── GIVEN DATA ──
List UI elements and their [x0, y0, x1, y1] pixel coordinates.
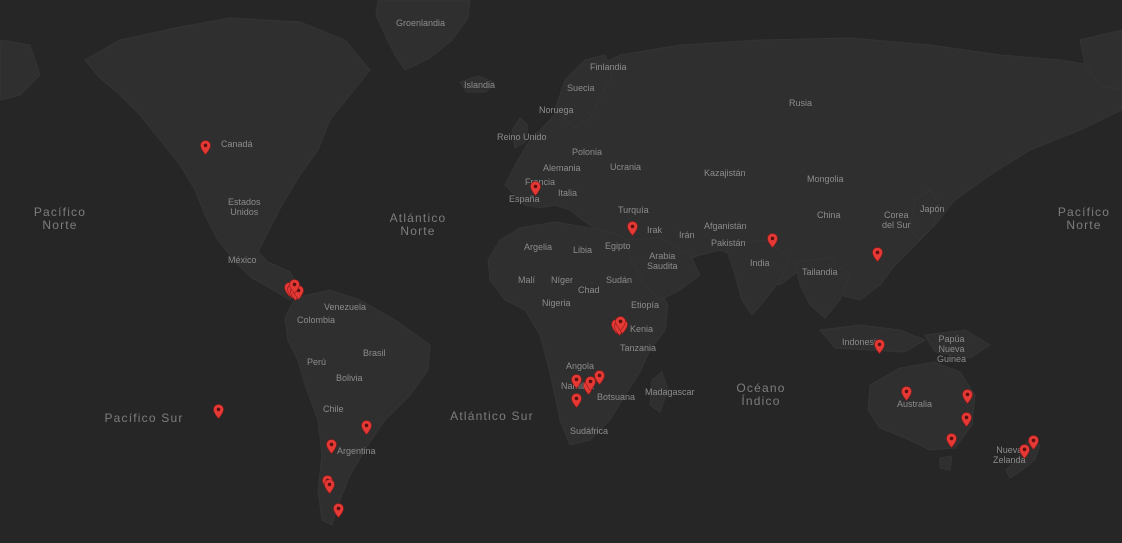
country-label-bolivia: Bolivia — [336, 373, 363, 383]
country-label-nigeria: Nigeria — [542, 298, 571, 308]
country-label-irak: Irak — [647, 225, 663, 235]
location-marker-icon[interactable] — [323, 479, 335, 494]
country-label-ucrania: Ucrania — [610, 162, 642, 172]
location-marker-icon[interactable] — [325, 439, 337, 454]
country-label-chile: Chile — [323, 404, 344, 414]
country-label-kazajistan: Kazajistán — [704, 168, 746, 178]
location-marker-icon[interactable] — [570, 393, 582, 408]
country-label-pakistan: Pakistán — [711, 238, 746, 248]
country-label-sudan: Sudán — [606, 275, 633, 285]
country-label-botsuana: Botsuana — [597, 392, 636, 402]
location-marker-icon[interactable] — [871, 247, 883, 262]
country-label-noruega: Noruega — [539, 105, 574, 115]
landmasses — [0, 0, 1122, 526]
location-marker-icon[interactable] — [614, 316, 626, 331]
country-label-mexico: México — [228, 255, 257, 265]
country-label-tailandia: Tailandia — [802, 267, 838, 277]
country-label-islandia: Islandia — [464, 80, 496, 90]
ocean-label-pacific-north-right: Pacífico Norte — [1057, 205, 1111, 232]
location-marker-icon[interactable] — [960, 412, 972, 427]
location-marker-icon[interactable] — [945, 433, 957, 448]
country-label-colombia: Colombia — [297, 315, 336, 325]
country-label-mongolia: Mongolia — [807, 174, 844, 184]
country-label-venezuela: Venezuela — [324, 302, 367, 312]
ocean-label-indian: Océano Índico — [736, 381, 786, 408]
country-label-peru: Perú — [307, 357, 327, 367]
country-label-niger: Níger — [551, 275, 574, 285]
country-label-reino-unido: Reino Unido — [497, 132, 547, 142]
location-marker-icon[interactable] — [199, 140, 211, 155]
country-label-papua-nueva-guinea: Papúa Nueva Guinea — [937, 334, 967, 364]
country-label-india: India — [750, 258, 770, 268]
country-label-brasil: Brasil — [363, 348, 386, 358]
country-label-groenlandia: Groenlandia — [396, 18, 446, 28]
location-marker-icon[interactable] — [288, 279, 300, 294]
country-label-corea-del-sur: Corea del Sur — [882, 210, 911, 230]
country-label-suecia: Suecia — [567, 83, 595, 93]
land-far-left — [0, 39, 41, 101]
country-label-china: China — [817, 210, 841, 220]
country-label-afganistan: Afganistán — [704, 221, 747, 231]
location-marker-icon[interactable] — [584, 376, 596, 391]
land-greenland — [375, 0, 471, 71]
location-marker-icon[interactable] — [626, 221, 638, 236]
location-marker-icon[interactable] — [900, 386, 912, 401]
country-label-tanzania: Tanzania — [620, 343, 657, 353]
location-marker-icon[interactable] — [212, 404, 224, 419]
country-label-egipto: Egipto — [605, 241, 631, 251]
location-marker-icon[interactable] — [570, 374, 582, 389]
country-label-canada: Canadá — [221, 139, 253, 149]
location-marker-icon[interactable] — [873, 339, 885, 354]
location-marker-icon[interactable] — [766, 233, 778, 248]
land-tasmania — [939, 455, 953, 471]
location-marker-icon[interactable] — [360, 420, 372, 435]
location-marker-icon[interactable] — [529, 181, 541, 196]
country-label-arabia-saudita: Arabia Saudita — [647, 251, 678, 271]
country-label-argentina: Argentina — [337, 446, 376, 456]
country-label-turquia: Turquía — [618, 205, 649, 215]
world-map[interactable]: Pacífico Norte Atlántico Norte Pacífico Nor… — [0, 0, 1122, 543]
country-label-finlandia: Finlandia — [590, 62, 627, 72]
country-label-angola: Angola — [566, 361, 595, 371]
country-label-kenia: Kenia — [630, 324, 654, 334]
country-label-japon: Japón — [920, 204, 945, 214]
country-label-polonia: Polonia — [572, 147, 603, 157]
country-label-estados-unidos: Estados Unidos — [228, 197, 261, 217]
country-label-italia: Italia — [558, 188, 578, 198]
country-label-iran: Irán — [679, 230, 695, 240]
country-label-chad: Chad — [578, 285, 600, 295]
ocean-label-pacific-south: Pacífico Sur — [104, 411, 184, 425]
country-label-rusia: Rusia — [789, 98, 813, 108]
country-label-sudafrica: Sudáfrica — [570, 426, 609, 436]
ocean-label-atlantic-north: Atlántico Norte — [389, 211, 447, 238]
land-south-america — [284, 289, 431, 526]
country-label-alemania: Alemania — [543, 163, 581, 173]
location-marker-icon[interactable] — [961, 389, 973, 404]
country-label-argelia: Argelia — [524, 242, 553, 252]
country-label-mali: Malí — [518, 275, 536, 285]
ocean-label-pacific-north-left: Pacífico Norte — [33, 205, 87, 232]
country-label-etiopia: Etiopía — [631, 300, 660, 310]
land-india — [724, 239, 791, 316]
location-marker-icon[interactable] — [332, 503, 344, 518]
country-label-libia: Libia — [573, 245, 593, 255]
country-label-madagascar: Madagascar — [645, 387, 695, 397]
ocean-label-atlantic-south: Atlántico Sur — [450, 409, 534, 423]
location-marker-icon[interactable] — [1018, 444, 1030, 459]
───
- **WORK TO COMPLETE**:
Set out every line of the data above as a numbered list, skipping any blank lines. Leave the picture out.

- **SOLUTION**:
1. List UI elements and their [x0, y0, x1, y1] pixel coordinates.
2. country-label-bolivia: Bolivia — [336, 373, 363, 383]
3. country-label-nigeria: Nigeria — [542, 298, 571, 308]
4. country-label-irak: Irak — [647, 225, 663, 235]
5. location-marker-icon[interactable] — [323, 479, 335, 494]
6. country-label-ucrania: Ucrania — [610, 162, 642, 172]
7. location-marker-icon[interactable] — [325, 439, 337, 454]
8. country-label-chile: Chile — [323, 404, 344, 414]
9. country-label-kazajistan: Kazajistán — [704, 168, 746, 178]
10. location-marker-icon[interactable] — [570, 393, 582, 408]
11. country-label-pakistan: Pakistán — [711, 238, 746, 248]
12. country-label-sudan: Sudán — [606, 275, 633, 285]
13. country-label-botsuana: Botsuana — [597, 392, 636, 402]
14. location-marker-icon[interactable] — [871, 247, 883, 262]
15. country-label-noruega: Noruega — [539, 105, 574, 115]
16. landmasses — [0, 0, 1122, 526]
17. location-marker-icon[interactable] — [614, 316, 626, 331]
18. country-label-mexico: México — [228, 255, 257, 265]
19. country-label-tailandia: Tailandia — [802, 267, 838, 277]
20. country-label-islandia: Islandia — [464, 80, 496, 90]
21. ocean-label-pacific-north-right: Pacífico Norte — [1057, 205, 1111, 232]
22. location-marker-icon[interactable] — [960, 412, 972, 427]
23. location-marker-icon[interactable] — [945, 433, 957, 448]
24. country-label-colombia: Colombia — [297, 315, 336, 325]
25. country-label-mongolia: Mongolia — [807, 174, 844, 184]
26. country-label-venezuela: Venezuela — [324, 302, 367, 312]
27. ocean-label-indian: Océano Índico — [736, 381, 786, 408]
28. country-label-peru: Perú — [307, 357, 327, 367]
29. country-label-niger: Níger — [551, 275, 574, 285]
30. country-label-reino-unido: Reino Unido — [497, 132, 547, 142]
31. location-marker-icon[interactable] — [199, 140, 211, 155]
32. country-label-papua-nueva-guinea: Papúa Nueva Guinea — [937, 334, 967, 364]
33. country-label-india: India — [750, 258, 770, 268]
34. country-label-brasil: Brasil — [363, 348, 386, 358]
35. country-label-groenlandia: Groenlandia — [396, 18, 446, 28]
36. location-marker-icon[interactable] — [288, 279, 300, 294]
37. country-label-corea-del-sur: Corea del Sur — [882, 210, 911, 230]
38. country-label-suecia: Suecia — [567, 83, 595, 93]
39. land-far-left — [0, 39, 41, 101]
40. country-label-china: China — [817, 210, 841, 220]
41. country-label-afganistan: Afganistán — [704, 221, 747, 231]
42. location-marker-icon[interactable] — [584, 376, 596, 391]
43. land-greenland — [375, 0, 471, 71]
44. location-marker-icon[interactable] — [626, 221, 638, 236]
45. location-marker-icon[interactable] — [900, 386, 912, 401]
46. country-label-tanzania: Tanzania — [620, 343, 657, 353]
47. location-marker-icon[interactable] — [212, 404, 224, 419]
48. country-label-egipto: Egipto — [605, 241, 631, 251]
49. location-marker-icon[interactable] — [570, 374, 582, 389]
50. country-label-canada: Canadá — [221, 139, 253, 149]
51. location-marker-icon[interactable] — [873, 339, 885, 354]
52. location-marker-icon[interactable] — [766, 233, 778, 248]
53. land-tasmania — [939, 455, 953, 471]
54. location-marker-icon[interactable] — [360, 420, 372, 435]
55. location-marker-icon[interactable] — [529, 181, 541, 196]
56. country-label-arabia-saudita: Arabia Saudita — [647, 251, 678, 271]
57. country-label-argentina: Argentina — [337, 446, 376, 456]
58. country-label-turquia: Turquía — [618, 205, 649, 215]
59. world-map[interactable]: Pacífico Norte Atlántico Norte Pacífico Nor… — [0, 0, 1122, 543]
60. country-label-finlandia: Finlandia — [590, 62, 627, 72]
61. country-label-angola: Angola — [566, 361, 595, 371]
62. country-label-kenia: Kenia — [630, 324, 654, 334]
63. country-label-japon: Japón — [920, 204, 945, 214]
64. country-label-polonia: Polonia — [572, 147, 603, 157]
65. country-label-estados-unidos: Estados Unidos — [228, 197, 261, 217]
66. country-label-italia: Italia — [558, 188, 578, 198]
67. country-label-iran: Irán — [679, 230, 695, 240]
68. country-label-chad: Chad — [578, 285, 600, 295]
69. ocean-label-pacific-south: Pacífico Sur — [104, 411, 184, 425]
70. country-label-rusia: Rusia — [789, 98, 813, 108]
71. country-label-sudafrica: Sudáfrica — [570, 426, 609, 436]
72. ocean-label-atlantic-north: Atlántico Norte — [389, 211, 447, 238]
73. land-south-america — [284, 289, 431, 526]
74. country-label-alemania: Alemania — [543, 163, 581, 173]
75. location-marker-icon[interactable] — [961, 389, 973, 404]
76. country-label-argelia: Argelia — [524, 242, 553, 252]
77. country-label-mali: Malí — [518, 275, 536, 285]
78. ocean-label-pacific-north-left: Pacífico Norte — [33, 205, 87, 232]
79. country-label-etiopia: Etiopía — [631, 300, 660, 310]
80. land-india — [724, 239, 791, 316]
81. location-marker-icon[interactable] — [332, 503, 344, 518]
82. country-label-libia: Libia — [573, 245, 593, 255]
83. country-label-madagascar: Madagascar — [645, 387, 695, 397]
84. ocean-label-atlantic-south: Atlántico Sur — [450, 409, 534, 423]
85. location-marker-icon[interactable] — [1018, 444, 1030, 459]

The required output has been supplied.